**Brief:**
Exact reproduction is required for all entries.

************

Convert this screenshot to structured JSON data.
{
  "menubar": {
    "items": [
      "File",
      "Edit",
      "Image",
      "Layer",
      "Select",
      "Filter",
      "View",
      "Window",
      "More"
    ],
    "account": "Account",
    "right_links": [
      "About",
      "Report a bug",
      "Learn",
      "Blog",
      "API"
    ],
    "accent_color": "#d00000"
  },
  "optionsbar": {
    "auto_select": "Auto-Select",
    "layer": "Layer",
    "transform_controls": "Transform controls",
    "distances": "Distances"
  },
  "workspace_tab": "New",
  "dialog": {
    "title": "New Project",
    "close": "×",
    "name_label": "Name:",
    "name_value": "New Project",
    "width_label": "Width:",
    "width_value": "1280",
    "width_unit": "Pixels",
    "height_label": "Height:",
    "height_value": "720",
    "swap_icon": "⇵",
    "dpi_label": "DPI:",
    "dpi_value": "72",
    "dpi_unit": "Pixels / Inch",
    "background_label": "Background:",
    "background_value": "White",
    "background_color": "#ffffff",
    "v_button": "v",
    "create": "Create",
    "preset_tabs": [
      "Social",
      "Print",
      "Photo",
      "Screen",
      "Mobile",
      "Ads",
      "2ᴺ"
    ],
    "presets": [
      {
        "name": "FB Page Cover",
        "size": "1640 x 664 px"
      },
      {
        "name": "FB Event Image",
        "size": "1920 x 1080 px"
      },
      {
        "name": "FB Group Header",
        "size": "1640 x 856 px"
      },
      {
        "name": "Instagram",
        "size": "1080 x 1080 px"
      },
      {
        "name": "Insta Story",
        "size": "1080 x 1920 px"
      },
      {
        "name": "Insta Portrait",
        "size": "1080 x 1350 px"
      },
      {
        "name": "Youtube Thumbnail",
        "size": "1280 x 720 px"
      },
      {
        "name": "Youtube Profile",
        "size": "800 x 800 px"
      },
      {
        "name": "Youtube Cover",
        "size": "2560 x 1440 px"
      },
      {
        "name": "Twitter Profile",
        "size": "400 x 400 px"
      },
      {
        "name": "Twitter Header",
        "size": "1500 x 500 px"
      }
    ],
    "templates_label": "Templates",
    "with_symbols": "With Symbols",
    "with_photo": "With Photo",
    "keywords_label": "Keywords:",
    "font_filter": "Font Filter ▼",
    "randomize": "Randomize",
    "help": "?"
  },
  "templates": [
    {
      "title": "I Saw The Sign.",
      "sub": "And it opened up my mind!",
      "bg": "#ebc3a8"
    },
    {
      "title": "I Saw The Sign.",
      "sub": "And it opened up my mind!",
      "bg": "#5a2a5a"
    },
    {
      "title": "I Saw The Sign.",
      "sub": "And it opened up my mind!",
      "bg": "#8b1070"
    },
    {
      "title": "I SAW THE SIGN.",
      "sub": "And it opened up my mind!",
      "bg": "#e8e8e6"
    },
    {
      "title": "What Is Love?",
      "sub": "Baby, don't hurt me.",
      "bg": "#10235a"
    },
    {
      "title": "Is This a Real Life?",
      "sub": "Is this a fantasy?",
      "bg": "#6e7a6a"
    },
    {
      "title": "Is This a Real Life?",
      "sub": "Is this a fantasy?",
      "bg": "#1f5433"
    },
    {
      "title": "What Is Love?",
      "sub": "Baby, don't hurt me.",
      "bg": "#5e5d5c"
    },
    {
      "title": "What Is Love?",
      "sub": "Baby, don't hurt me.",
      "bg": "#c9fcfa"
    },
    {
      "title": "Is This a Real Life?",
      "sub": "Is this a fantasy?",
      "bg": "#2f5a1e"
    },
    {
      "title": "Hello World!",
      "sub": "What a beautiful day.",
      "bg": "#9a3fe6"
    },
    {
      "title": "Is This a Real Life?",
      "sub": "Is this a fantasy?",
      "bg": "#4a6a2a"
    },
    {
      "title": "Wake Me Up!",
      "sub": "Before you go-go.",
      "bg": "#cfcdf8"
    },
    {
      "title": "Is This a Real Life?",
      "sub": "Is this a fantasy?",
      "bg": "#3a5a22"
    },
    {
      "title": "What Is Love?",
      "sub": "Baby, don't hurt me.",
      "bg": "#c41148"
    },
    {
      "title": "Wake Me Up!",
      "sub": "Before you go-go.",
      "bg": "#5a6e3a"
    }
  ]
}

************

**Task answer:**
Convert this screenshot to structured JSON data.
{
  "menubar": {
    "items": [
      "File",
      "Edit",
      "Image",
      "Layer",
      "Select",
      "Filter",
      "View",
      "Window",
      "More"
    ],
    "account": "Account",
    "right_links": [
      "About",
      "Report a bug",
      "Learn",
      "Blog",
      "API"
    ],
    "accent_color": "#d00000"
  },
  "optionsbar": {
    "auto_select": "Auto-Select",
    "layer": "Layer",
    "transform_controls": "Transform controls",
    "distances": "Distances"
  },
  "workspace_tab": "New",
  "dialog": {
    "title": "New Project",
    "close": "×",
    "name_label": "Name:",
    "name_value": "New Project",
    "width_label": "Width:",
    "width_value": "1280",
    "width_unit": "Pixels",
    "height_label": "Height:",
    "height_value": "720",
    "swap_icon": "⇵",
    "dpi_label": "DPI:",
    "dpi_value": "72",
    "dpi_unit": "Pixels / Inch",
    "background_label": "Background:",
    "background_value": "White",
    "background_color": "#ffffff",
    "v_button": "v",
    "create": "Create",
    "preset_tabs": [
      "Social",
      "Print",
      "Photo",
      "Screen",
      "Mobile",
      "Ads",
      "2ᴺ"
    ],
    "presets": [
      {
        "name": "FB Page Cover",
        "size": "1640 x 664 px"
      },
      {
        "name": "FB Event Image",
        "size": "1920 x 1080 px"
      },
      {
        "name": "FB Group Header",
        "size": "1640 x 856 px"
      },
      {
        "name": "Instagram",
        "size": "1080 x 1080 px"
      },
      {
        "name": "Insta Story",
        "size": "1080 x 1920 px"
      },
      {
        "name": "Insta Portrait",
        "size": "1080 x 1350 px"
      },
      {
        "name": "Youtube Thumbnail",
        "size": "1280 x 720 px"
      },
      {
        "name": "Youtube Profile",
        "size": "800 x 800 px"
      },
      {
        "name": "Youtube Cover",
        "size": "2560 x 1440 px"
      },
      {
        "name": "Twitter Profile",
        "size": "400 x 400 px"
      },
      {
        "name": "Twitter Header",
        "size": "1500 x 500 px"
      }
    ],
    "templates_label": "Templates",
    "with_symbols": "With Symbols",
    "with_photo": "With Photo",
    "keywords_label": "Keywords:",
    "font_filter": "Font Filter ▼",
    "randomize": "Randomize",
    "help": "?"
  },
  "templates": [
    {
      "title": "I Saw The Sign.",
      "sub": "And it opened up my mind!",
      "bg": "#ebc3a8"
    },
    {
      "title": "I Saw The Sign.",
      "sub": "And it opened up my mind!",
      "bg": "#5a2a5a"
    },
    {
      "title": "I Saw The Sign.",
      "sub": "And it opened up my mind!",
      "bg": "#8b1070"
    },
    {
      "title": "I SAW THE SIGN.",
      "sub": "And it opened up my mind!",
      "bg": "#e8e8e6"
    },
    {
      "title": "What Is Love?",
      "sub": "Baby, don't hurt me.",
      "bg": "#10235a"
    },
    {
      "title": "Is This a Real Life?",
      "sub": "Is this a fantasy?",
      "bg": "#6e7a6a"
    },
    {
      "title": "Is This a Real Life?",
      "sub": "Is this a fantasy?",
      "bg": "#1f5433"
    },
    {
      "title": "What Is Love?",
      "sub": "Baby, don't hurt me.",
      "bg": "#5e5d5c"
    },
    {
      "title": "What Is Love?",
      "sub": "Baby, don't hurt me.",
      "bg": "#c9fcfa"
    },
    {
      "title": "Is This a Real Life?",
      "sub": "Is this a fantasy?",
      "bg": "#2f5a1e"
    },
    {
      "title": "Hello World!",
      "sub": "What a beautiful day.",
      "bg": "#9a3fe6"
    },
    {
      "title": "Is This a Real Life?",
      "sub": "Is this a fantasy?",
      "bg": "#4a6a2a"
    },
    {
      "title": "Wake Me Up!",
      "sub": "Before you go-go.",
      "bg": "#cfcdf8"
    },
    {
      "title": "Is This a Real Life?",
      "sub": "Is this a fantasy?",
      "bg": "#3a5a22"
    },
    {
      "title": "What Is Love?",
      "sub": "Baby, don't hurt me.",
      "bg": "#c41148"
    },
    {
      "title": "Wake Me Up!",
      "sub": "Before you go-go.",
      "bg": "#5a6e3a"
    }
  ]
}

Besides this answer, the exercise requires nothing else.